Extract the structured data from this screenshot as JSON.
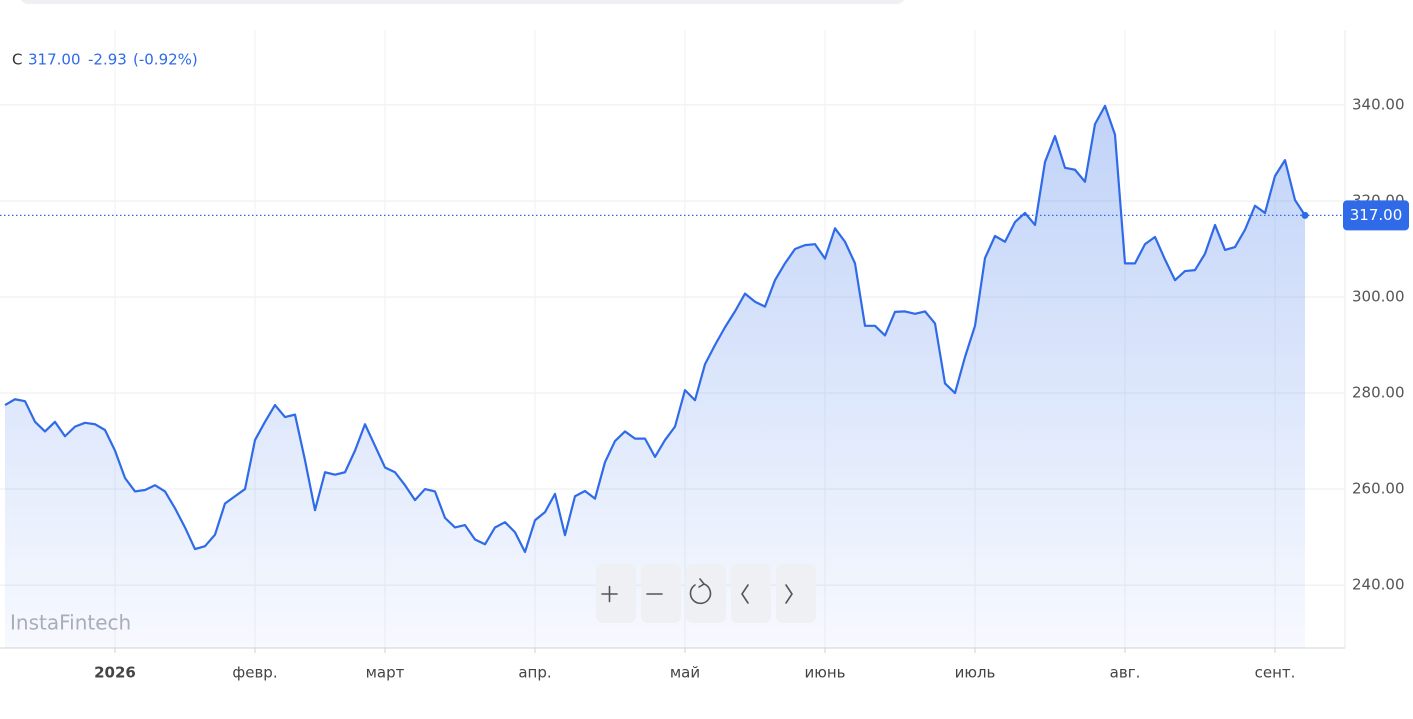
{
  "chart_data": {
    "type": "area",
    "symbol": "C",
    "last_price": {
      "value": 317,
      "label": "317.00"
    },
    "change": "-2.93",
    "change_pct": "(-0.92%)",
    "watermark": "InstaFintech",
    "color": "#2f6be8",
    "grid": true,
    "categories": [
      null,
      null,
      null,
      null,
      null,
      null,
      null,
      null,
      null,
      null,
      null,
      "2026",
      null,
      null,
      null,
      null,
      null,
      null,
      null,
      null,
      null,
      null,
      null,
      null,
      null,
      "февр.",
      null,
      null,
      null,
      null,
      null,
      null,
      null,
      null,
      null,
      null,
      null,
      null,
      "март",
      null,
      null,
      null,
      null,
      null,
      null,
      null,
      null,
      null,
      null,
      null,
      null,
      null,
      null,
      "апр.",
      null,
      null,
      null,
      null,
      null,
      null,
      null,
      null,
      null,
      null,
      null,
      null,
      null,
      null,
      "май",
      null,
      null,
      null,
      null,
      null,
      null,
      null,
      null,
      null,
      null,
      null,
      null,
      null,
      "июнь",
      null,
      null,
      null,
      null,
      null,
      null,
      null,
      null,
      null,
      null,
      null,
      null,
      null,
      null,
      "июль",
      null,
      null,
      null,
      null,
      null,
      null,
      null,
      null,
      null,
      null,
      null,
      null,
      null,
      null,
      "авг.",
      null,
      null,
      null,
      null,
      null,
      null,
      null,
      null,
      null,
      null,
      null,
      null,
      null,
      null,
      "сент.",
      null,
      null,
      null
    ],
    "values": [
      277.5,
      278.7,
      278.3,
      274,
      272,
      274,
      271,
      273,
      273.8,
      273.5,
      272.3,
      268,
      262.3,
      259.5,
      259.8,
      260.8,
      259.5,
      256,
      252,
      247.5,
      248.1,
      250.5,
      257,
      258.5,
      260,
      270.2,
      274,
      277.5,
      275,
      275.5,
      266,
      255.6,
      263.5,
      263,
      263.5,
      268,
      273.5,
      269,
      264.5,
      263.5,
      260.8,
      257.7,
      260,
      259.5,
      254,
      252,
      252.5,
      249.5,
      248.5,
      252,
      253.1,
      251,
      246.9,
      253.5,
      255.2,
      259,
      250.4,
      258.5,
      259.6,
      258,
      265.6,
      270,
      272,
      270.5,
      270.5,
      266.7,
      270.2,
      273,
      280.6,
      278.5,
      286,
      290,
      293.7,
      297,
      300.7,
      299,
      298,
      303.5,
      307,
      310,
      310.8,
      311,
      308,
      314.3,
      311.5,
      307,
      294,
      294,
      292,
      296.9,
      297,
      296.5,
      297,
      294.5,
      282,
      280,
      287.5,
      294,
      308.1,
      312.7,
      311.5,
      315.6,
      317.5,
      315,
      328.1,
      333.5,
      326.9,
      326.5,
      324,
      336,
      339.8,
      333.8,
      307,
      307,
      311,
      312.5,
      307.8,
      303.5,
      305.4,
      305.6,
      309,
      315,
      309.8,
      310.4,
      314,
      319,
      317.5,
      325.2,
      328.5,
      320.2,
      317
    ],
    "ylim": [
      226.9,
      355.6
    ],
    "yticks": [
      {
        "value": 240,
        "label": "240.00"
      },
      {
        "value": 260,
        "label": "260.00"
      },
      {
        "value": 280,
        "label": "280.00"
      },
      {
        "value": 300,
        "label": "300.00"
      },
      {
        "value": 320,
        "label": "320.00"
      },
      {
        "value": 340,
        "label": "340.00"
      }
    ]
  }
}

=== WHAT THE TASK REQUIRES ===
Make a verbatim copy of all the entries and strip out the pictures.

=== FINISHED TASK ===
Extract the structured data from this screenshot as JSON.
{
  "chart_data": {
    "type": "area",
    "symbol": "C",
    "last_price": {
      "value": 317,
      "label": "317.00"
    },
    "change": "-2.93",
    "change_pct": "(-0.92%)",
    "watermark": "InstaFintech",
    "color": "#2f6be8",
    "grid": true,
    "categories": [
      null,
      null,
      null,
      null,
      null,
      null,
      null,
      null,
      null,
      null,
      null,
      "2026",
      null,
      null,
      null,
      null,
      null,
      null,
      null,
      null,
      null,
      null,
      null,
      null,
      null,
      "февр.",
      null,
      null,
      null,
      null,
      null,
      null,
      null,
      null,
      null,
      null,
      null,
      null,
      "март",
      null,
      null,
      null,
      null,
      null,
      null,
      null,
      null,
      null,
      null,
      null,
      null,
      null,
      null,
      "апр.",
      null,
      null,
      null,
      null,
      null,
      null,
      null,
      null,
      null,
      null,
      null,
      null,
      null,
      null,
      "май",
      null,
      null,
      null,
      null,
      null,
      null,
      null,
      null,
      null,
      null,
      null,
      null,
      null,
      "июнь",
      null,
      null,
      null,
      null,
      null,
      null,
      null,
      null,
      null,
      null,
      null,
      null,
      null,
      null,
      "июль",
      null,
      null,
      null,
      null,
      null,
      null,
      null,
      null,
      null,
      null,
      null,
      null,
      null,
      null,
      "авг.",
      null,
      null,
      null,
      null,
      null,
      null,
      null,
      null,
      null,
      null,
      null,
      null,
      null,
      null,
      "сент.",
      null,
      null,
      null
    ],
    "values": [
      277.5,
      278.7,
      278.3,
      274,
      272,
      274,
      271,
      273,
      273.8,
      273.5,
      272.3,
      268,
      262.3,
      259.5,
      259.8,
      260.8,
      259.5,
      256,
      252,
      247.5,
      248.1,
      250.5,
      257,
      258.5,
      260,
      270.2,
      274,
      277.5,
      275,
      275.5,
      266,
      255.6,
      263.5,
      263,
      263.5,
      268,
      273.5,
      269,
      264.5,
      263.5,
      260.8,
      257.7,
      260,
      259.5,
      254,
      252,
      252.5,
      249.5,
      248.5,
      252,
      253.1,
      251,
      246.9,
      253.5,
      255.2,
      259,
      250.4,
      258.5,
      259.6,
      258,
      265.6,
      270,
      272,
      270.5,
      270.5,
      266.7,
      270.2,
      273,
      280.6,
      278.5,
      286,
      290,
      293.7,
      297,
      300.7,
      299,
      298,
      303.5,
      307,
      310,
      310.8,
      311,
      308,
      314.3,
      311.5,
      307,
      294,
      294,
      292,
      296.9,
      297,
      296.5,
      297,
      294.5,
      282,
      280,
      287.5,
      294,
      308.1,
      312.7,
      311.5,
      315.6,
      317.5,
      315,
      328.1,
      333.5,
      326.9,
      326.5,
      324,
      336,
      339.8,
      333.8,
      307,
      307,
      311,
      312.5,
      307.8,
      303.5,
      305.4,
      305.6,
      309,
      315,
      309.8,
      310.4,
      314,
      319,
      317.5,
      325.2,
      328.5,
      320.2,
      317
    ],
    "ylim": [
      226.9,
      355.6
    ],
    "yticks": [
      {
        "value": 240,
        "label": "240.00"
      },
      {
        "value": 260,
        "label": "260.00"
      },
      {
        "value": 280,
        "label": "280.00"
      },
      {
        "value": 300,
        "label": "300.00"
      },
      {
        "value": 320,
        "label": "320.00"
      },
      {
        "value": 340,
        "label": "340.00"
      }
    ]
  }
}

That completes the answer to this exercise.